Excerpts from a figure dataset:
[start]

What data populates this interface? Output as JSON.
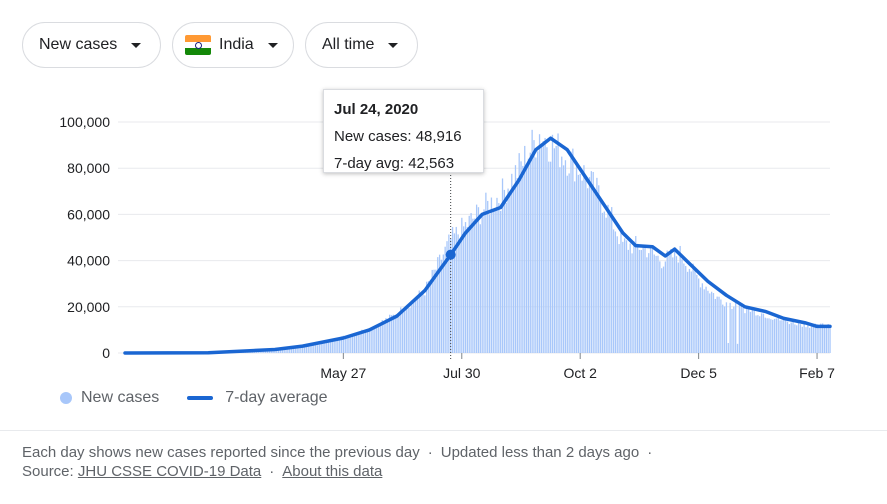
{
  "filters": {
    "metric": "New cases",
    "region": "India",
    "range": "All time"
  },
  "flag_colors": {
    "saffron": "#ff9933",
    "white": "#ffffff",
    "green": "#138808"
  },
  "tooltip": {
    "date": "Jul 24, 2020",
    "new_cases_label": "New cases: 48,916",
    "avg_label": "7-day avg: 42,563"
  },
  "legend": {
    "bars_label": "New cases",
    "line_label": "7-day average"
  },
  "footer": {
    "note": "Each day shows new cases reported since the previous day",
    "updated": "Updated less than 2 days ago",
    "source_prefix": "Source:",
    "source_link": "JHU CSSE COVID-19 Data",
    "about_link": "About this data"
  },
  "colors": {
    "bar": "#a8c7fa",
    "line": "#1a66d2",
    "grid": "#e8eaed"
  },
  "chart_data": {
    "type": "bar",
    "y_ticks": [
      "100,000",
      "80,000",
      "60,000",
      "40,000",
      "20,000",
      "0"
    ],
    "y_tick_values": [
      100000,
      80000,
      60000,
      40000,
      20000,
      0
    ],
    "ylim": [
      0,
      100000
    ],
    "x_tick_labels": [
      "May 27",
      "Jul 30",
      "Oct 2",
      "Dec 5",
      "Feb 7"
    ],
    "x_tick_dates": [
      "2020-05-27",
      "2020-07-30",
      "2020-10-02",
      "2020-12-05",
      "2021-02-07"
    ],
    "x_range": [
      "2020-01-30",
      "2021-02-14"
    ],
    "series": [
      {
        "name": "New cases",
        "kind": "bars",
        "approx_points": [
          [
            "2020-01-30",
            0
          ],
          [
            "2020-03-15",
            100
          ],
          [
            "2020-04-15",
            1200
          ],
          [
            "2020-05-01",
            2000
          ],
          [
            "2020-05-15",
            4000
          ],
          [
            "2020-05-27",
            7000
          ],
          [
            "2020-06-10",
            10500
          ],
          [
            "2020-06-25",
            17000
          ],
          [
            "2020-07-10",
            27000
          ],
          [
            "2020-07-24",
            48916
          ],
          [
            "2020-08-01",
            55000
          ],
          [
            "2020-08-10",
            62000
          ],
          [
            "2020-08-20",
            68000
          ],
          [
            "2020-08-30",
            80000
          ],
          [
            "2020-09-10",
            95000
          ],
          [
            "2020-09-20",
            88000
          ],
          [
            "2020-10-02",
            80000
          ],
          [
            "2020-10-15",
            65000
          ],
          [
            "2020-10-25",
            47000
          ],
          [
            "2020-11-05",
            46000
          ],
          [
            "2020-11-15",
            40000
          ],
          [
            "2020-11-25",
            43000
          ],
          [
            "2020-12-05",
            32000
          ],
          [
            "2020-12-15",
            24000
          ],
          [
            "2020-12-25",
            20000
          ],
          [
            "2021-01-05",
            18000
          ],
          [
            "2021-01-20",
            14000
          ],
          [
            "2021-02-07",
            11500
          ],
          [
            "2021-02-14",
            12500
          ]
        ]
      },
      {
        "name": "7-day average",
        "kind": "line",
        "approx_points": [
          [
            "2020-01-30",
            0
          ],
          [
            "2020-03-15",
            100
          ],
          [
            "2020-04-01",
            800
          ],
          [
            "2020-04-20",
            1500
          ],
          [
            "2020-05-05",
            3000
          ],
          [
            "2020-05-27",
            6500
          ],
          [
            "2020-06-10",
            10000
          ],
          [
            "2020-06-25",
            16000
          ],
          [
            "2020-07-10",
            27000
          ],
          [
            "2020-07-24",
            42563
          ],
          [
            "2020-08-01",
            52000
          ],
          [
            "2020-08-10",
            60000
          ],
          [
            "2020-08-20",
            63000
          ],
          [
            "2020-08-30",
            75000
          ],
          [
            "2020-09-08",
            88000
          ],
          [
            "2020-09-16",
            93000
          ],
          [
            "2020-09-25",
            88000
          ],
          [
            "2020-10-05",
            76000
          ],
          [
            "2020-10-15",
            64000
          ],
          [
            "2020-10-25",
            52000
          ],
          [
            "2020-11-01",
            46500
          ],
          [
            "2020-11-10",
            46000
          ],
          [
            "2020-11-17",
            42000
          ],
          [
            "2020-11-22",
            45000
          ],
          [
            "2020-12-01",
            38000
          ],
          [
            "2020-12-10",
            31000
          ],
          [
            "2020-12-20",
            25000
          ],
          [
            "2020-12-30",
            20000
          ],
          [
            "2021-01-10",
            18000
          ],
          [
            "2021-01-20",
            15000
          ],
          [
            "2021-02-01",
            13000
          ],
          [
            "2021-02-07",
            11500
          ],
          [
            "2021-02-14",
            11500
          ]
        ]
      }
    ],
    "selected": {
      "date": "2020-07-24",
      "new_cases": 48916,
      "avg": 42563
    },
    "legend_position": "bottom-left",
    "grid": true
  }
}
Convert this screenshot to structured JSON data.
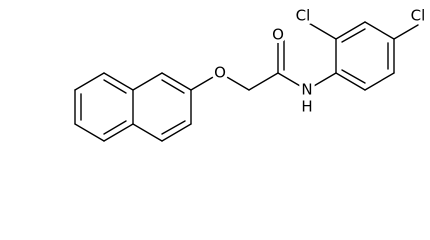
{
  "atoms": [
    {
      "label": "O"
    },
    {
      "label": "O"
    },
    {
      "label": "N"
    },
    {
      "label": "H"
    },
    {
      "label": "Cl"
    },
    {
      "label": "Cl"
    }
  ]
}
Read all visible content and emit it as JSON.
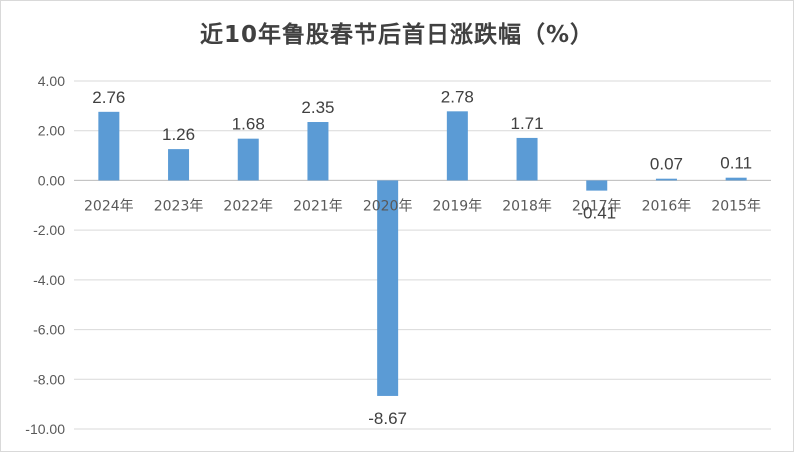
{
  "chart_data": {
    "type": "bar",
    "title": "近10年鲁股春节后首日涨跌幅（%）",
    "categories": [
      "2024年",
      "2023年",
      "2022年",
      "2021年",
      "2020年",
      "2019年",
      "2018年",
      "2017年",
      "2016年",
      "2015年"
    ],
    "values": [
      2.76,
      1.26,
      1.68,
      2.35,
      -8.67,
      2.78,
      1.71,
      -0.41,
      0.07,
      0.11
    ],
    "data_labels": [
      "2.76",
      "1.26",
      "1.68",
      "2.35",
      "-8.67",
      "2.78",
      "1.71",
      "-0.41",
      "0.07",
      "0.11"
    ],
    "ylim": [
      -10,
      4
    ],
    "yticks": [
      "4.00",
      "2.00",
      "0.00",
      "-2.00",
      "-4.00",
      "-6.00",
      "-8.00",
      "-10.00"
    ],
    "grid": true,
    "legend": "none",
    "bar_color": "#5b9bd5"
  }
}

[end]

**Exercise description**: Repeat the material above in full and exactly, apart from the pictures.

**Solved exercise**:
What data populates this interface? Output as JSON.
{
  "filters": {
    "metric": "New cases",
    "region": "India",
    "range": "All time"
  },
  "flag_colors": {
    "saffron": "#ff9933",
    "white": "#ffffff",
    "green": "#138808"
  },
  "tooltip": {
    "date": "Jul 24, 2020",
    "new_cases_label": "New cases: 48,916",
    "avg_label": "7-day avg: 42,563"
  },
  "legend": {
    "bars_label": "New cases",
    "line_label": "7-day average"
  },
  "footer": {
    "note": "Each day shows new cases reported since the previous day",
    "updated": "Updated less than 2 days ago",
    "source_prefix": "Source:",
    "source_link": "JHU CSSE COVID-19 Data",
    "about_link": "About this data"
  },
  "colors": {
    "bar": "#a8c7fa",
    "line": "#1a66d2",
    "grid": "#e8eaed"
  },
  "chart_data": {
    "type": "bar",
    "y_ticks": [
      "100,000",
      "80,000",
      "60,000",
      "40,000",
      "20,000",
      "0"
    ],
    "y_tick_values": [
      100000,
      80000,
      60000,
      40000,
      20000,
      0
    ],
    "ylim": [
      0,
      100000
    ],
    "x_tick_labels": [
      "May 27",
      "Jul 30",
      "Oct 2",
      "Dec 5",
      "Feb 7"
    ],
    "x_tick_dates": [
      "2020-05-27",
      "2020-07-30",
      "2020-10-02",
      "2020-12-05",
      "2021-02-07"
    ],
    "x_range": [
      "2020-01-30",
      "2021-02-14"
    ],
    "series": [
      {
        "name": "New cases",
        "kind": "bars",
        "approx_points": [
          [
            "2020-01-30",
            0
          ],
          [
            "2020-03-15",
            100
          ],
          [
            "2020-04-15",
            1200
          ],
          [
            "2020-05-01",
            2000
          ],
          [
            "2020-05-15",
            4000
          ],
          [
            "2020-05-27",
            7000
          ],
          [
            "2020-06-10",
            10500
          ],
          [
            "2020-06-25",
            17000
          ],
          [
            "2020-07-10",
            27000
          ],
          [
            "2020-07-24",
            48916
          ],
          [
            "2020-08-01",
            55000
          ],
          [
            "2020-08-10",
            62000
          ],
          [
            "2020-08-20",
            68000
          ],
          [
            "2020-08-30",
            80000
          ],
          [
            "2020-09-10",
            95000
          ],
          [
            "2020-09-20",
            88000
          ],
          [
            "2020-10-02",
            80000
          ],
          [
            "2020-10-15",
            65000
          ],
          [
            "2020-10-25",
            47000
          ],
          [
            "2020-11-05",
            46000
          ],
          [
            "2020-11-15",
            40000
          ],
          [
            "2020-11-25",
            43000
          ],
          [
            "2020-12-05",
            32000
          ],
          [
            "2020-12-15",
            24000
          ],
          [
            "2020-12-25",
            20000
          ],
          [
            "2021-01-05",
            18000
          ],
          [
            "2021-01-20",
            14000
          ],
          [
            "2021-02-07",
            11500
          ],
          [
            "2021-02-14",
            12500
          ]
        ]
      },
      {
        "name": "7-day average",
        "kind": "line",
        "approx_points": [
          [
            "2020-01-30",
            0
          ],
          [
            "2020-03-15",
            100
          ],
          [
            "2020-04-01",
            800
          ],
          [
            "2020-04-20",
            1500
          ],
          [
            "2020-05-05",
            3000
          ],
          [
            "2020-05-27",
            6500
          ],
          [
            "2020-06-10",
            10000
          ],
          [
            "2020-06-25",
            16000
          ],
          [
            "2020-07-10",
            27000
          ],
          [
            "2020-07-24",
            42563
          ],
          [
            "2020-08-01",
            52000
          ],
          [
            "2020-08-10",
            60000
          ],
          [
            "2020-08-20",
            63000
          ],
          [
            "2020-08-30",
            75000
          ],
          [
            "2020-09-08",
            88000
          ],
          [
            "2020-09-16",
            93000
          ],
          [
            "2020-09-25",
            88000
          ],
          [
            "2020-10-05",
            76000
          ],
          [
            "2020-10-15",
            64000
          ],
          [
            "2020-10-25",
            52000
          ],
          [
            "2020-11-01",
            46500
          ],
          [
            "2020-11-10",
            46000
          ],
          [
            "2020-11-17",
            42000
          ],
          [
            "2020-11-22",
            45000
          ],
          [
            "2020-12-01",
            38000
          ],
          [
            "2020-12-10",
            31000
          ],
          [
            "2020-12-20",
            25000
          ],
          [
            "2020-12-30",
            20000
          ],
          [
            "2021-01-10",
            18000
          ],
          [
            "2021-01-20",
            15000
          ],
          [
            "2021-02-01",
            13000
          ],
          [
            "2021-02-07",
            11500
          ],
          [
            "2021-02-14",
            11500
          ]
        ]
      }
    ],
    "selected": {
      "date": "2020-07-24",
      "new_cases": 48916,
      "avg": 42563
    },
    "legend_position": "bottom-left",
    "grid": true
  }
}
Convert this screenshot to structured JSON data.
{
  "atoms": [
    {
      "label": "O"
    },
    {
      "label": "O"
    },
    {
      "label": "N"
    },
    {
      "label": "H"
    },
    {
      "label": "Cl"
    },
    {
      "label": "Cl"
    }
  ]
}
Read all visible content and emit it as JSON.
{
  "chart_data": {
    "type": "bar",
    "title": "近10年鲁股春节后首日涨跌幅（%）",
    "categories": [
      "2024年",
      "2023年",
      "2022年",
      "2021年",
      "2020年",
      "2019年",
      "2018年",
      "2017年",
      "2016年",
      "2015年"
    ],
    "values": [
      2.76,
      1.26,
      1.68,
      2.35,
      -8.67,
      2.78,
      1.71,
      -0.41,
      0.07,
      0.11
    ],
    "data_labels": [
      "2.76",
      "1.26",
      "1.68",
      "2.35",
      "-8.67",
      "2.78",
      "1.71",
      "-0.41",
      "0.07",
      "0.11"
    ],
    "ylim": [
      -10,
      4
    ],
    "yticks": [
      "4.00",
      "2.00",
      "0.00",
      "-2.00",
      "-4.00",
      "-6.00",
      "-8.00",
      "-10.00"
    ],
    "grid": true,
    "legend": "none",
    "bar_color": "#5b9bd5"
  }
}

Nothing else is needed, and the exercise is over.